- **Task goal**: Filter the listing below down to the lines with the word "성염색체" and copy those.

- **Given records**:

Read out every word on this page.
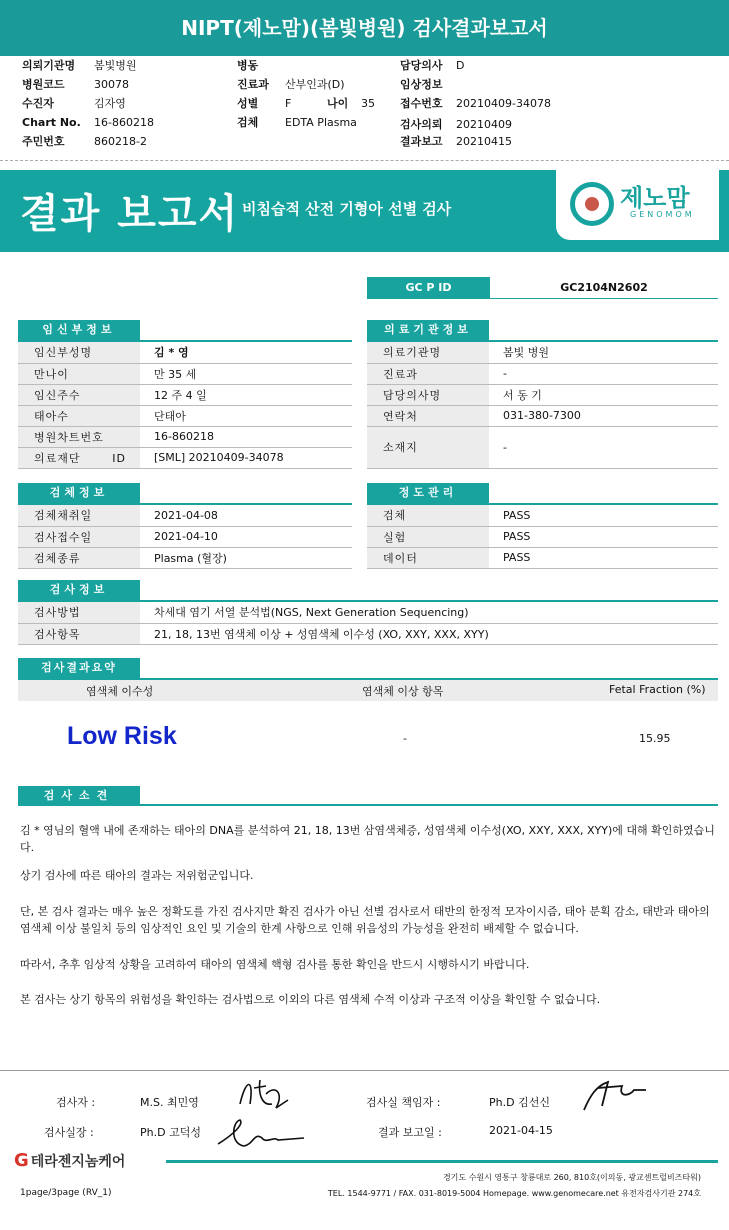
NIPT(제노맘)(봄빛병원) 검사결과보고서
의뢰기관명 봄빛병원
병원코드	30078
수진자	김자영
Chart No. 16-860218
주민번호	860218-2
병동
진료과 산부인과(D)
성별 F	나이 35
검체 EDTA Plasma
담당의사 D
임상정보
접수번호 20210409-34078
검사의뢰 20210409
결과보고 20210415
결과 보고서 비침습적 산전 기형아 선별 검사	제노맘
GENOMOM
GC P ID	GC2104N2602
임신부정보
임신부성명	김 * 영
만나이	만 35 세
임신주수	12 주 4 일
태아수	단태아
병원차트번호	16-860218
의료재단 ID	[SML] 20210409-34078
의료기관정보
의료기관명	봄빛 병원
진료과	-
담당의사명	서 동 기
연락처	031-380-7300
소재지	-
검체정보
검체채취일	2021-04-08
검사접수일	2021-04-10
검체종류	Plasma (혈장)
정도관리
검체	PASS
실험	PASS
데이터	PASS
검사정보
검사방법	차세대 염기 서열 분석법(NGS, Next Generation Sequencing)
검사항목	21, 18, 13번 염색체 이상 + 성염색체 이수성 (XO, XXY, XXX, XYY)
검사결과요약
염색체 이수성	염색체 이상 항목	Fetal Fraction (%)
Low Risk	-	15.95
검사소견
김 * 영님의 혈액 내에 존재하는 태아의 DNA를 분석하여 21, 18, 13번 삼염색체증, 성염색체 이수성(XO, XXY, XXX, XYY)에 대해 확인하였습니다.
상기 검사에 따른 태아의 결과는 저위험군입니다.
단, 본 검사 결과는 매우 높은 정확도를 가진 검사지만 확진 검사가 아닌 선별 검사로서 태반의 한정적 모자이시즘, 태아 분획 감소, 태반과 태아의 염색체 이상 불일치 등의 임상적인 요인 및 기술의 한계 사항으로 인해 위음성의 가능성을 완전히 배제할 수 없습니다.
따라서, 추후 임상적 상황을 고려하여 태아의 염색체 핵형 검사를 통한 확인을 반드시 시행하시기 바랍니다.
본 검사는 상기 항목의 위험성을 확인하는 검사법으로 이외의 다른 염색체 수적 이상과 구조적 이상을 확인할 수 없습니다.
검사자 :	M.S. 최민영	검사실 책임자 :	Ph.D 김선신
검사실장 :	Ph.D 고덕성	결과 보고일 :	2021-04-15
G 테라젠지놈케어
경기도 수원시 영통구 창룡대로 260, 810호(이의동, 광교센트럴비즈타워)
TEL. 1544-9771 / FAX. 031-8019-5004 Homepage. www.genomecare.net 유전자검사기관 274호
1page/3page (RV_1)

==

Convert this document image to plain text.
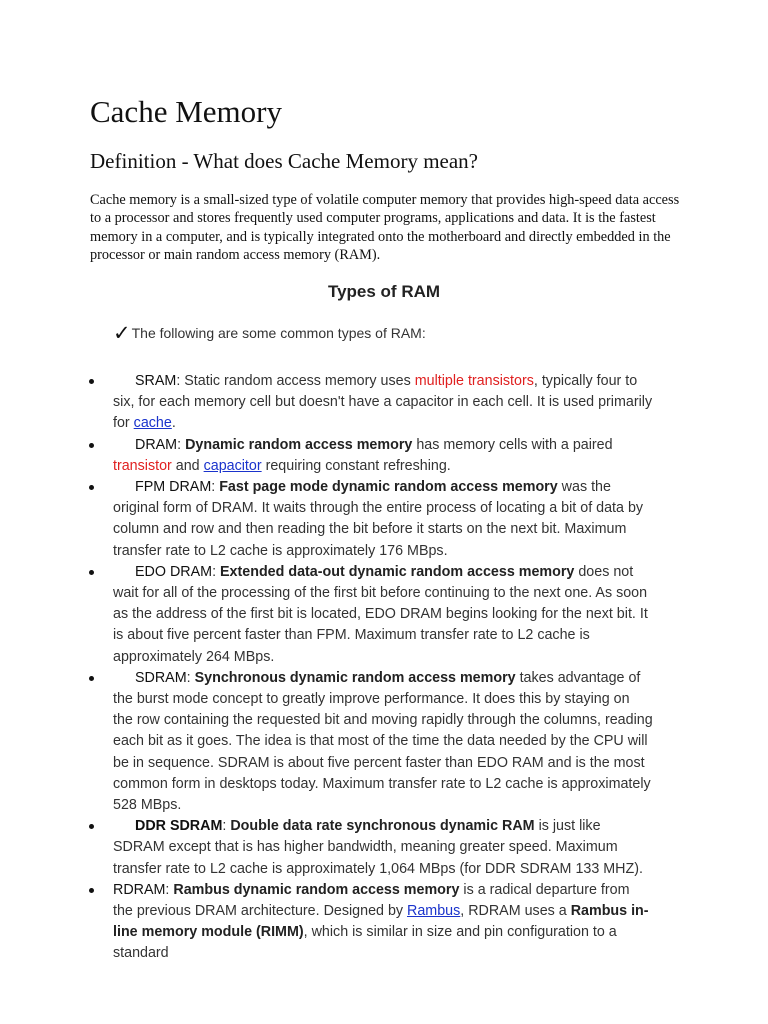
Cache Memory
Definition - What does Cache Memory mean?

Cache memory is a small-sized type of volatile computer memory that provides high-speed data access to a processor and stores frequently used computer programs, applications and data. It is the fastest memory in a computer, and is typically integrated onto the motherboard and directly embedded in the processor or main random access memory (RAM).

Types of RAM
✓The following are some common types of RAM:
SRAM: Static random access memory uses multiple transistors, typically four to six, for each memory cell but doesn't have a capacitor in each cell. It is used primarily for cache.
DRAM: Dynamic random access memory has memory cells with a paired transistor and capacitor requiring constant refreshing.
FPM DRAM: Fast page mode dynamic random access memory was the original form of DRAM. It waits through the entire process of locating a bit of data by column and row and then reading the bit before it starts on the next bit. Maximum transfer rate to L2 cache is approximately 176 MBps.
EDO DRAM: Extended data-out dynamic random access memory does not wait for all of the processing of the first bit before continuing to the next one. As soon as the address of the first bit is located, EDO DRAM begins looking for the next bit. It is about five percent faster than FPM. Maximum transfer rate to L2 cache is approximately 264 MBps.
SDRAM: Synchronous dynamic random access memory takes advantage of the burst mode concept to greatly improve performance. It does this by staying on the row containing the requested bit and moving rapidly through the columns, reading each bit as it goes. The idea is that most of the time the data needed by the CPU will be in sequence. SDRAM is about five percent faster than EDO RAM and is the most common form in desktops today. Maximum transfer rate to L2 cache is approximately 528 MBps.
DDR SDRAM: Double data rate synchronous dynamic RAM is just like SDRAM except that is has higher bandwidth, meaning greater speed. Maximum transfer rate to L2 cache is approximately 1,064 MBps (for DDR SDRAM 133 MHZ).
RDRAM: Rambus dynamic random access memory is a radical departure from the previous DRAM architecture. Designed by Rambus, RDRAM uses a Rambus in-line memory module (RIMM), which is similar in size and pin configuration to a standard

- **Exercise response**:
검사항목	21, 18, 13번 염색체 이상 + 성염색체 이수성 (XO, XXY, XXX, XYY)
김 * 영님의 혈액 내에 존재하는 태아의 DNA를 분석하여 21, 18, 13번 삼염색체증, 성염색체 이수성(XO, XXY, XXX, XYY)에 대해 확인하였습니다.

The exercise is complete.